→ The task
Return every record below exactly as written, omitting any pictures.

→ Figure collection entries
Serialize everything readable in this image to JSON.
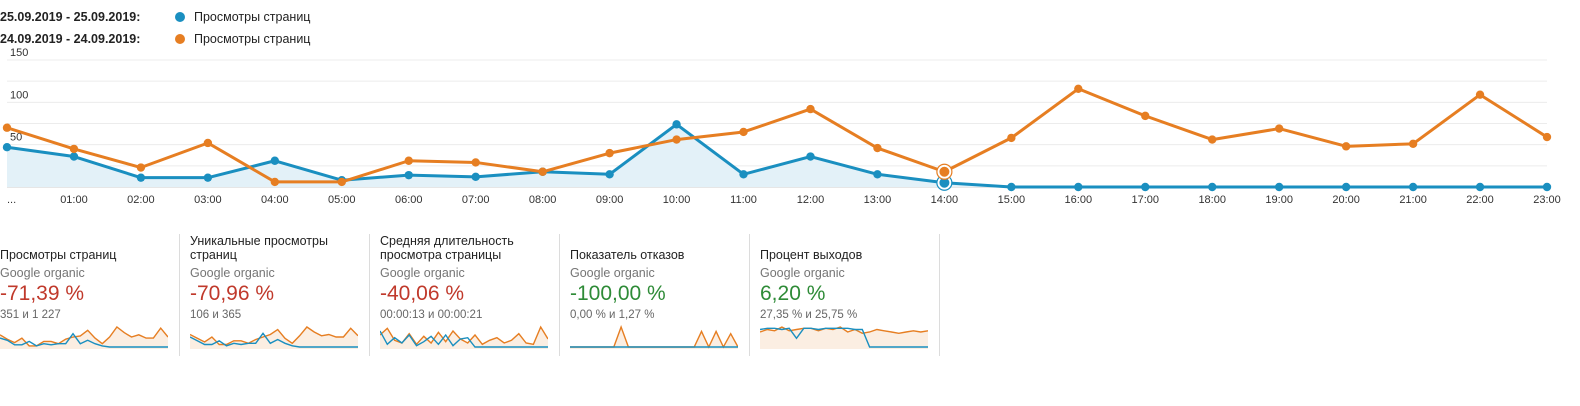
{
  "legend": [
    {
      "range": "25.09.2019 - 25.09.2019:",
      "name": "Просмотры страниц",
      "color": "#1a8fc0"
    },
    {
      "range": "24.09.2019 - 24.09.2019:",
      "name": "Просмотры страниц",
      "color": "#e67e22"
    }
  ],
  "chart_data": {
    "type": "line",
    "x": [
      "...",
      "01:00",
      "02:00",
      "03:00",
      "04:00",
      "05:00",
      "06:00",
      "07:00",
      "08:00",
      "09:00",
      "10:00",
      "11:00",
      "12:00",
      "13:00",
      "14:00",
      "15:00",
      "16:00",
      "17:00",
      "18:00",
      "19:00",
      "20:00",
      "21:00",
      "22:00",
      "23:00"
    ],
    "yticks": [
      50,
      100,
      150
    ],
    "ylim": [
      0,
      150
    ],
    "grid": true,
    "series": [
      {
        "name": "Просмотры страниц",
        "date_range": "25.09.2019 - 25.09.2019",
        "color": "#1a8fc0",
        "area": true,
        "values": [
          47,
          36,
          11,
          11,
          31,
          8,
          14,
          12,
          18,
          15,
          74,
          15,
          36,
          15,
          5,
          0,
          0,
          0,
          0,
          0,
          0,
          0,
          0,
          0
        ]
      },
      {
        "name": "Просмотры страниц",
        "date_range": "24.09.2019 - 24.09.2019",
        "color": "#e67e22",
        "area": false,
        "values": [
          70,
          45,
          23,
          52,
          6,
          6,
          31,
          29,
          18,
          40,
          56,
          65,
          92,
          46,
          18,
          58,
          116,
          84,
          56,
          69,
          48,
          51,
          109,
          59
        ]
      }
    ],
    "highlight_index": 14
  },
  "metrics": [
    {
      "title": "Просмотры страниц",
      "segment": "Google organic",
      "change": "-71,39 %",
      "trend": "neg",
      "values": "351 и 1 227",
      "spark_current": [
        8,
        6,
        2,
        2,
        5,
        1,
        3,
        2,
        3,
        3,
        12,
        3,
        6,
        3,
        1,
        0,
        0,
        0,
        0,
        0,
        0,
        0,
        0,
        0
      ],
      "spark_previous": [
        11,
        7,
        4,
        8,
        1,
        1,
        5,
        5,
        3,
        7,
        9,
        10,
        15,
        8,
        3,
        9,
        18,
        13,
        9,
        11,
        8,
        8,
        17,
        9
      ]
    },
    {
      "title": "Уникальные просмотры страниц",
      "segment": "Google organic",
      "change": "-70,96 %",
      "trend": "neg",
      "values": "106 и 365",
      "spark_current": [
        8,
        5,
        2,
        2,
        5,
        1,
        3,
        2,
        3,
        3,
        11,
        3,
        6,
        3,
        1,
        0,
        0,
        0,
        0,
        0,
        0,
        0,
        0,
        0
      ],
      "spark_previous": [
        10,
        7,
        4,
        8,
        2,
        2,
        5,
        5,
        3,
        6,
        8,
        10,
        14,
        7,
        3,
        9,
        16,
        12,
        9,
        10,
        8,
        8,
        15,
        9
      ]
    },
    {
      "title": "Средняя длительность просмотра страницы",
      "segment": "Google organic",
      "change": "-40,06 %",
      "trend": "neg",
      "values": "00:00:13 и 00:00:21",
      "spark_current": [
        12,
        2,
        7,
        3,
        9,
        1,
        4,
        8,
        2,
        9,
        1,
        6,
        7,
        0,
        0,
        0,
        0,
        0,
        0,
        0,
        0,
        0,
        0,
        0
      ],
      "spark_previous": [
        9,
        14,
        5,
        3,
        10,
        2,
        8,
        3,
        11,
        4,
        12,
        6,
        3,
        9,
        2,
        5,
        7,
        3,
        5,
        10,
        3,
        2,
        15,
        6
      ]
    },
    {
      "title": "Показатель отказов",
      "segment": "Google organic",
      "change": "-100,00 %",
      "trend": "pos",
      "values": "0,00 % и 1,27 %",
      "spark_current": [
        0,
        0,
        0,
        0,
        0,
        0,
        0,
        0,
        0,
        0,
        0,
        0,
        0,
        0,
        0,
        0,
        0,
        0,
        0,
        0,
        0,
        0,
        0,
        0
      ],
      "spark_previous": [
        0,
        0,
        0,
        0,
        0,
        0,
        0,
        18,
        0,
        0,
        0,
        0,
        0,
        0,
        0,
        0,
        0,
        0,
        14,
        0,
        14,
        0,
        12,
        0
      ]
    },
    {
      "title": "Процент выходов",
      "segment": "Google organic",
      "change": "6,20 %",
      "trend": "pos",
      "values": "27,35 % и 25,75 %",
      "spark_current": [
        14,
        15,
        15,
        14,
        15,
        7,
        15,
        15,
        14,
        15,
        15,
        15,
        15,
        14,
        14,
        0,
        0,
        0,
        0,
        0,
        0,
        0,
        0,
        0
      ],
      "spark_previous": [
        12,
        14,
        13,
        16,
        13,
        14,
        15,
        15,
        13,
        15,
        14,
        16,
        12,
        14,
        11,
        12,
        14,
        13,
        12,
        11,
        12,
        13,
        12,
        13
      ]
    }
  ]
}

→ Task response
Serialize everything readable in this image to JSON.
{
  "legend": [
    {
      "range": "25.09.2019 - 25.09.2019:",
      "name": "Просмотры страниц",
      "color": "#1a8fc0"
    },
    {
      "range": "24.09.2019 - 24.09.2019:",
      "name": "Просмотры страниц",
      "color": "#e67e22"
    }
  ],
  "chart_data": {
    "type": "line",
    "x": [
      "...",
      "01:00",
      "02:00",
      "03:00",
      "04:00",
      "05:00",
      "06:00",
      "07:00",
      "08:00",
      "09:00",
      "10:00",
      "11:00",
      "12:00",
      "13:00",
      "14:00",
      "15:00",
      "16:00",
      "17:00",
      "18:00",
      "19:00",
      "20:00",
      "21:00",
      "22:00",
      "23:00"
    ],
    "yticks": [
      50,
      100,
      150
    ],
    "ylim": [
      0,
      150
    ],
    "grid": true,
    "series": [
      {
        "name": "Просмотры страниц",
        "date_range": "25.09.2019 - 25.09.2019",
        "color": "#1a8fc0",
        "area": true,
        "values": [
          47,
          36,
          11,
          11,
          31,
          8,
          14,
          12,
          18,
          15,
          74,
          15,
          36,
          15,
          5,
          0,
          0,
          0,
          0,
          0,
          0,
          0,
          0,
          0
        ]
      },
      {
        "name": "Просмотры страниц",
        "date_range": "24.09.2019 - 24.09.2019",
        "color": "#e67e22",
        "area": false,
        "values": [
          70,
          45,
          23,
          52,
          6,
          6,
          31,
          29,
          18,
          40,
          56,
          65,
          92,
          46,
          18,
          58,
          116,
          84,
          56,
          69,
          48,
          51,
          109,
          59
        ]
      }
    ],
    "highlight_index": 14
  },
  "metrics": [
    {
      "title": "Просмотры страниц",
      "segment": "Google organic",
      "change": "-71,39 %",
      "trend": "neg",
      "values": "351 и 1 227",
      "spark_current": [
        8,
        6,
        2,
        2,
        5,
        1,
        3,
        2,
        3,
        3,
        12,
        3,
        6,
        3,
        1,
        0,
        0,
        0,
        0,
        0,
        0,
        0,
        0,
        0
      ],
      "spark_previous": [
        11,
        7,
        4,
        8,
        1,
        1,
        5,
        5,
        3,
        7,
        9,
        10,
        15,
        8,
        3,
        9,
        18,
        13,
        9,
        11,
        8,
        8,
        17,
        9
      ]
    },
    {
      "title": "Уникальные просмотры страниц",
      "segment": "Google organic",
      "change": "-70,96 %",
      "trend": "neg",
      "values": "106 и 365",
      "spark_current": [
        8,
        5,
        2,
        2,
        5,
        1,
        3,
        2,
        3,
        3,
        11,
        3,
        6,
        3,
        1,
        0,
        0,
        0,
        0,
        0,
        0,
        0,
        0,
        0
      ],
      "spark_previous": [
        10,
        7,
        4,
        8,
        2,
        2,
        5,
        5,
        3,
        6,
        8,
        10,
        14,
        7,
        3,
        9,
        16,
        12,
        9,
        10,
        8,
        8,
        15,
        9
      ]
    },
    {
      "title": "Средняя длительность просмотра страницы",
      "segment": "Google organic",
      "change": "-40,06 %",
      "trend": "neg",
      "values": "00:00:13 и 00:00:21",
      "spark_current": [
        12,
        2,
        7,
        3,
        9,
        1,
        4,
        8,
        2,
        9,
        1,
        6,
        7,
        0,
        0,
        0,
        0,
        0,
        0,
        0,
        0,
        0,
        0,
        0
      ],
      "spark_previous": [
        9,
        14,
        5,
        3,
        10,
        2,
        8,
        3,
        11,
        4,
        12,
        6,
        3,
        9,
        2,
        5,
        7,
        3,
        5,
        10,
        3,
        2,
        15,
        6
      ]
    },
    {
      "title": "Показатель отказов",
      "segment": "Google organic",
      "change": "-100,00 %",
      "trend": "pos",
      "values": "0,00 % и 1,27 %",
      "spark_current": [
        0,
        0,
        0,
        0,
        0,
        0,
        0,
        0,
        0,
        0,
        0,
        0,
        0,
        0,
        0,
        0,
        0,
        0,
        0,
        0,
        0,
        0,
        0,
        0
      ],
      "spark_previous": [
        0,
        0,
        0,
        0,
        0,
        0,
        0,
        18,
        0,
        0,
        0,
        0,
        0,
        0,
        0,
        0,
        0,
        0,
        14,
        0,
        14,
        0,
        12,
        0
      ]
    },
    {
      "title": "Процент выходов",
      "segment": "Google organic",
      "change": "6,20 %",
      "trend": "pos",
      "values": "27,35 % и 25,75 %",
      "spark_current": [
        14,
        15,
        15,
        14,
        15,
        7,
        15,
        15,
        14,
        15,
        15,
        15,
        15,
        14,
        14,
        0,
        0,
        0,
        0,
        0,
        0,
        0,
        0,
        0
      ],
      "spark_previous": [
        12,
        14,
        13,
        16,
        13,
        14,
        15,
        15,
        13,
        15,
        14,
        16,
        12,
        14,
        11,
        12,
        14,
        13,
        12,
        11,
        12,
        13,
        12,
        13
      ]
    }
  ]
}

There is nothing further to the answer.